* **What you need to do**
**1.** Can you repeat the theme park discussion starting at "I knew what" and ending at "is status quo.", changing "sale" to "transfer"?
**2.** Would you write the next part of the theme park discussion, picking up from its final sentence?

* **Document extract**
▼▼▼

Register or Login to Hide This Ad for Free!
I was talking with a former student who used to work at SF (pre-merger) about everything going on and he mentioned something that was interesting that I felt with my past. Smaller parks can be darn as a “minimal investment” location because these parks might not always bring in the most money, but you can set the clock by them so to speak.
Consistent revenue is good but it’s not the only thing that matters. It seems like Six Flags isn’t looking to scale down parks that may have got too big or expensive to maintain under previous management*, like SFA for example. Selling parks is better than closing them down entirely, but I suspect SF realizes that removing a few signature coasters and trying to go small would send the wrong signals, and make it much more difficult to operate a park that way.

* (For a positive example of this, Kentucky Kingdom and Wild Adventures may be the best ones I can think of. They seemed to pivot away from previous owners into leaner parks. Not sure Six Flags wants to invest this way with smaller parks, but an example may be Great Adventure on their end, but that park has a lot more untapped potential.)
 
I knew what you meant by a petition to stop the sale. I was asking what eminent disaster you see under EnParks ownership that stopping the sale would prevent. SFEC never heavily invested in this park, period. Aside from Bobcat, the every adult coaster addition was a relocation from another park except for the Boomerang. In non-coaster additions, they added a handful of flats over the 30 years they had the park, half of which were also relocations. 31 years of ownership, and they added two coasters and four adult flat rides that they didn't already own. Legacy-Six did not contribute substantial investment to this park, and did not give any indication that such would be changing, so the worst you should expect is status quo.

▲▲▲

* **Supplied records**
▼▼▼

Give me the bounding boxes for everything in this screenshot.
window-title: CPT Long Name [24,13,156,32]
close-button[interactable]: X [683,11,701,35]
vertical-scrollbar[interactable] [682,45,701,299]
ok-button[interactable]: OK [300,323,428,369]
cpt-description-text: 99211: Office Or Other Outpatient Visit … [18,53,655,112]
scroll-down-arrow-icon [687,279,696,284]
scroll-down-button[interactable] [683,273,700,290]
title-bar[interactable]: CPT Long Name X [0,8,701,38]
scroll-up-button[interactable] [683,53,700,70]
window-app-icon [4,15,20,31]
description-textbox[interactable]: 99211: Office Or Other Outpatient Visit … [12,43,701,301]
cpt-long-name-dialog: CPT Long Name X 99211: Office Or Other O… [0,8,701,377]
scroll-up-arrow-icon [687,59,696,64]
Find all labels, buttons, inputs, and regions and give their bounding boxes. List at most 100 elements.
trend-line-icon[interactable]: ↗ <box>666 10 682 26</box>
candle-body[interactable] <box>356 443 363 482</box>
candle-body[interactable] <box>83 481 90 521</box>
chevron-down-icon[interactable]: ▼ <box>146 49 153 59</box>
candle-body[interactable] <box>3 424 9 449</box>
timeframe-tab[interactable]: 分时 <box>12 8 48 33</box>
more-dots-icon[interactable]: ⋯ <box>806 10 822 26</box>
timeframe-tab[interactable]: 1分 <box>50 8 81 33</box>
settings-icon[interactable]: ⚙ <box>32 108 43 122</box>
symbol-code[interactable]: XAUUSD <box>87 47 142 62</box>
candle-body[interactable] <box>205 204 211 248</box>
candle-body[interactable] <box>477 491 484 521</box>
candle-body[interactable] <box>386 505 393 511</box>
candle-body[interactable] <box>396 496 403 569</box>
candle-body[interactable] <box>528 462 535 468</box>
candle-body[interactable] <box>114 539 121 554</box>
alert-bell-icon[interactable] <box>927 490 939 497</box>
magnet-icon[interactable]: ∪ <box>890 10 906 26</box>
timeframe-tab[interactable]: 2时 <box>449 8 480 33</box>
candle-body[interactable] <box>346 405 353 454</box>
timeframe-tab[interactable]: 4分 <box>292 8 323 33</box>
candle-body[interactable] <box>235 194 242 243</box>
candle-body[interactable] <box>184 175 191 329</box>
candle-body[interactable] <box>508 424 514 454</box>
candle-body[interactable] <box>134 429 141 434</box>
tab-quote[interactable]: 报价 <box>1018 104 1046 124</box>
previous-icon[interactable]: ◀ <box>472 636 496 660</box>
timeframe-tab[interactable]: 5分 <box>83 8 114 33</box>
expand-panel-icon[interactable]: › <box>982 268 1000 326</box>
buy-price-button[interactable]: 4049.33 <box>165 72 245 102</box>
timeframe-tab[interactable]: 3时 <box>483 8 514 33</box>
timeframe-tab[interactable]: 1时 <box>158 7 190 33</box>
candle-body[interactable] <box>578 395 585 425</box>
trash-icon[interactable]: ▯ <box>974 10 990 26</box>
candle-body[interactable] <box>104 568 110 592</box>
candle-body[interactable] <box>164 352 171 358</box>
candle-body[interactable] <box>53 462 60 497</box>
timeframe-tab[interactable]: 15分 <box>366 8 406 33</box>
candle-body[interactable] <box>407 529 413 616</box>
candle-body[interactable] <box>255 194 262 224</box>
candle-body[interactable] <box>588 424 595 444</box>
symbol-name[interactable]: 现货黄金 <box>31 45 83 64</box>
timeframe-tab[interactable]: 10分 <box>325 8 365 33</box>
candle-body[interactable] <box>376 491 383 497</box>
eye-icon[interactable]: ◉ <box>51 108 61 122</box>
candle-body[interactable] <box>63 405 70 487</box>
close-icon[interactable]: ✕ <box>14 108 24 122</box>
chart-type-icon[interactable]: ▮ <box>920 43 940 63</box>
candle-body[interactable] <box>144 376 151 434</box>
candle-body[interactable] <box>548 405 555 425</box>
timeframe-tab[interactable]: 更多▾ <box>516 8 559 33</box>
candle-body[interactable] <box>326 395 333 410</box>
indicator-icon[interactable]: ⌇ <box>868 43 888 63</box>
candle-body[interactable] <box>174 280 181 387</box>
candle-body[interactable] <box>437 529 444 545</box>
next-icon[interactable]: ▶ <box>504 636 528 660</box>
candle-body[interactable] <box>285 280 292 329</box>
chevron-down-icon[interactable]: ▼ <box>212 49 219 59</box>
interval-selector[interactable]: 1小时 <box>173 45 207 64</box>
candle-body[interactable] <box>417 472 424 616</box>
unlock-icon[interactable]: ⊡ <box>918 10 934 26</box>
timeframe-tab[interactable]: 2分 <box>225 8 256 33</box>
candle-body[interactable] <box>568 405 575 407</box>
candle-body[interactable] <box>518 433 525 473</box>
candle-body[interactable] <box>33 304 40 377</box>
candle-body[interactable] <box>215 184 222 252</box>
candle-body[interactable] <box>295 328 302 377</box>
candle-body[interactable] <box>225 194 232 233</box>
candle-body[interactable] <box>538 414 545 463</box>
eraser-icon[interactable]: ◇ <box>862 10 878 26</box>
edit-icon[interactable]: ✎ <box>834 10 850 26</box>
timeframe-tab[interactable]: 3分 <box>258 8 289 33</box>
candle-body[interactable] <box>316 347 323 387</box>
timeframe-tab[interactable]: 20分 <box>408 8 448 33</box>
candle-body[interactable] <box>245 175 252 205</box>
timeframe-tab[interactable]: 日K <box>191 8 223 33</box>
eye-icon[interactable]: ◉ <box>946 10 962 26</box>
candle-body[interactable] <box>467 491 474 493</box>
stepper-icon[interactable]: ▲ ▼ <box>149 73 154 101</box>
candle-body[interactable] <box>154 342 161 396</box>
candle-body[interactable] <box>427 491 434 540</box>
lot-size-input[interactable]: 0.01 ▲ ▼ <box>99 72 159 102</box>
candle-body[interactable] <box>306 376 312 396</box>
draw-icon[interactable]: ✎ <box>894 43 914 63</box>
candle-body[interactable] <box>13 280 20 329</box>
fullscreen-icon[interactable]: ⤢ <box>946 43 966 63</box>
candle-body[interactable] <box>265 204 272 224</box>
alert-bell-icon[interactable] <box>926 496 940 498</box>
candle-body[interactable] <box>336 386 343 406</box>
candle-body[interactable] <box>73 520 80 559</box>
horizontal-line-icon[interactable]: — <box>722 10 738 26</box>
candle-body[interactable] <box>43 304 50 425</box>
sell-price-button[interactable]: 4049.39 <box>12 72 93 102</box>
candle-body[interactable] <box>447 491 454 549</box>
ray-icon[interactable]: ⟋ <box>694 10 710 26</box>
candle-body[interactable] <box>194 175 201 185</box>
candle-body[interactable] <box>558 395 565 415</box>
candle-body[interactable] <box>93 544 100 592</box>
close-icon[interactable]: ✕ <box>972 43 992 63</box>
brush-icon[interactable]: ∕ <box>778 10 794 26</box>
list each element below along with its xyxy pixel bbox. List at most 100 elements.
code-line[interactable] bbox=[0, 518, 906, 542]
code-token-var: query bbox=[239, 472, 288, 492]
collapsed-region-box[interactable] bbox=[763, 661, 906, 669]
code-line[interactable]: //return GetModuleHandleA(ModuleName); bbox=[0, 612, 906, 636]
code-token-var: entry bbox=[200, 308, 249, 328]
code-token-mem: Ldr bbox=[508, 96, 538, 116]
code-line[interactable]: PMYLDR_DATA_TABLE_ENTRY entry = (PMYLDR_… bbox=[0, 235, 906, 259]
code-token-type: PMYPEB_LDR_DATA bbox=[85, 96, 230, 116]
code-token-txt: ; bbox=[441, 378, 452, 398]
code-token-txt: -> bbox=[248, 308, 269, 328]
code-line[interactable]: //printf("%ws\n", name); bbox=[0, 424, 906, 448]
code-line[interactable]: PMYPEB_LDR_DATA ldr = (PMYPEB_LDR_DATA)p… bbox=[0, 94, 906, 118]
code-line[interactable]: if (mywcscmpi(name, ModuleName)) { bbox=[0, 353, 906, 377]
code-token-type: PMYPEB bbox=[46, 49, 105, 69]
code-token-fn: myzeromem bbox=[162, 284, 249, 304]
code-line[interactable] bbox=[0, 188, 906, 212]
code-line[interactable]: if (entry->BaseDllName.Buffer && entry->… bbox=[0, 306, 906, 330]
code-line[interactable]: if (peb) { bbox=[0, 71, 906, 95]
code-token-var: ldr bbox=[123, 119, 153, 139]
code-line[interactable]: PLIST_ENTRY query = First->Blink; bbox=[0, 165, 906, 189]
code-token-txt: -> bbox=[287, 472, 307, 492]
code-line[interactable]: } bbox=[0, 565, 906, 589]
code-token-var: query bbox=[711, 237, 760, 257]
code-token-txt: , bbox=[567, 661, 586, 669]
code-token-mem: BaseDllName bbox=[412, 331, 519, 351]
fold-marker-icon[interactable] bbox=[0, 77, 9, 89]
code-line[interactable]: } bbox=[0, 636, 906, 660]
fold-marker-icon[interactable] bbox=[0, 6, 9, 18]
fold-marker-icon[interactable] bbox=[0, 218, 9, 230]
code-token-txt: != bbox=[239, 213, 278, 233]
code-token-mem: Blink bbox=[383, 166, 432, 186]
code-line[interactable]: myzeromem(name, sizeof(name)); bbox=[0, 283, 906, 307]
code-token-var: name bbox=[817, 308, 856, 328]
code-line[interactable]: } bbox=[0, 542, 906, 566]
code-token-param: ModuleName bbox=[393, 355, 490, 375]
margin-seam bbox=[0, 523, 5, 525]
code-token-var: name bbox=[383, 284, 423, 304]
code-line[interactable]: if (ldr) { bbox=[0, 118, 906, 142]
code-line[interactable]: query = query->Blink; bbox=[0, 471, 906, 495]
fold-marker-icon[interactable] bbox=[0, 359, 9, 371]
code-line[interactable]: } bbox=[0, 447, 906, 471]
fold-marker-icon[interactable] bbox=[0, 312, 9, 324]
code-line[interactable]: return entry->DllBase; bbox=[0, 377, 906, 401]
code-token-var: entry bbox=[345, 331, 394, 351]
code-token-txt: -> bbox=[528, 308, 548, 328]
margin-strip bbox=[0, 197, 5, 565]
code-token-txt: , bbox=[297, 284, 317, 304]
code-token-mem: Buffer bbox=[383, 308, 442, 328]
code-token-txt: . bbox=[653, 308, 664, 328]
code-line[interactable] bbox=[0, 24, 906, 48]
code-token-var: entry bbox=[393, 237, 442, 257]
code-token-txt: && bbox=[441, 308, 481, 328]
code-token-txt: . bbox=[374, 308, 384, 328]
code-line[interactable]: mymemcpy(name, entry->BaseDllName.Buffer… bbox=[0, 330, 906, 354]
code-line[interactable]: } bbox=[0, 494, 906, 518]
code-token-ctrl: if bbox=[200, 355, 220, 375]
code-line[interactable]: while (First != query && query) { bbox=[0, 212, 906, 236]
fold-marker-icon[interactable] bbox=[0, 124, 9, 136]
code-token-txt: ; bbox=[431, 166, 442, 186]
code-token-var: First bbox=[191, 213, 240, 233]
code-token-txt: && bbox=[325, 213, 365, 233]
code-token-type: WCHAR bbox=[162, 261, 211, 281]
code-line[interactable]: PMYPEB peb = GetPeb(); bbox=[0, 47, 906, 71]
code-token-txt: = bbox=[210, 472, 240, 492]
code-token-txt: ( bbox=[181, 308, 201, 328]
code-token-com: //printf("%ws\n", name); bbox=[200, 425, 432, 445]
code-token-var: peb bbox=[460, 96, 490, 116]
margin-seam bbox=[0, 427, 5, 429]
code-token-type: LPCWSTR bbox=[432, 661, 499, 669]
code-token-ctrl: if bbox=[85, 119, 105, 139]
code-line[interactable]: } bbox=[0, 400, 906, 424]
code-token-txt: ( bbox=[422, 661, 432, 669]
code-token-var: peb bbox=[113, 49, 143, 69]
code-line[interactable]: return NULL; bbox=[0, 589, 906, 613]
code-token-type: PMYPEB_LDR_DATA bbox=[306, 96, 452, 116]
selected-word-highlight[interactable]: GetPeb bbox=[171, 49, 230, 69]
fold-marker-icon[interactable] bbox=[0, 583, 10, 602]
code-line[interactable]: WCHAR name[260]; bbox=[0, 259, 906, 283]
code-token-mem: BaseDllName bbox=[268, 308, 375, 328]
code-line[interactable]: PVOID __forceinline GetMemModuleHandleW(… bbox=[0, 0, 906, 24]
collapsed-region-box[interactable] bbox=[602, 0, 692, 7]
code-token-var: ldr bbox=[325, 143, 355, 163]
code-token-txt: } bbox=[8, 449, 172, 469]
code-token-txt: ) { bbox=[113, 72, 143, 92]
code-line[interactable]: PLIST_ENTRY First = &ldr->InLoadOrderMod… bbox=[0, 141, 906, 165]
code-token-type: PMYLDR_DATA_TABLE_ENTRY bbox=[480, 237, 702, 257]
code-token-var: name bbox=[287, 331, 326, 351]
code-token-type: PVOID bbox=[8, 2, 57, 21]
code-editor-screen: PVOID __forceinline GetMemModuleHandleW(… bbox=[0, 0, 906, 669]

▲▲▲

* **Responses to the tasks**
**1.**
I knew what you meant by a petition to stop the transfer. I was asking what eminent disaster you see under EnParks ownership that stopping the transfer would prevent. SFEC never heavily invested in this park, period. Aside from Bobcat, the every adult coaster addition was a relocation from another park except for the Boomerang. In non-coaster additions, they added a handful of flats over the 30 years they had the park, half of which were also relocations. 31 years of ownership, and they added two coasters and four adult flat rides that they didn't already own. Legacy-Six did not contribute substantial investment to this park, and did not give any indication that such would be changing, so the worst you should expect is status quo.

**2.**
If you want to bring up history, why do you think that SFEC is the better company to carry on the legacy of Charles Wood, who ran the park for the first 41 years of its life? The park has not always been owned by Six Flags, you know. Or, more accurately, why do you think that EnParks will "destroy the park and ruin Charles Wood's legacy"? Specifically, what makes you think they will do a worse job of it than SFEC?

Geauga Lake/SFO was sold to Cedar Fair, not an independent operator, who closed it partially because it was too close geographically to Cedar Point. SFGE is hours away from the next nearest amusement park in any chain, let alone one under the new EnParks banner. There is no reason to be concerned about the park closing in the near future under EnParks. If anything, the chances of the park closing in the next few years just dropped to near zero, whereas if it had remained under SFEC ownership, there's a very good chance it would have been SFA'd at any time. SFEC was looking to cut their portfolio and reduce the amount of parks they had. This is an indisputable fact. If they didn't sell it to EnParks, or some other owner, it would have likely been closed. That is the cold, hard, and maybe sad, truth.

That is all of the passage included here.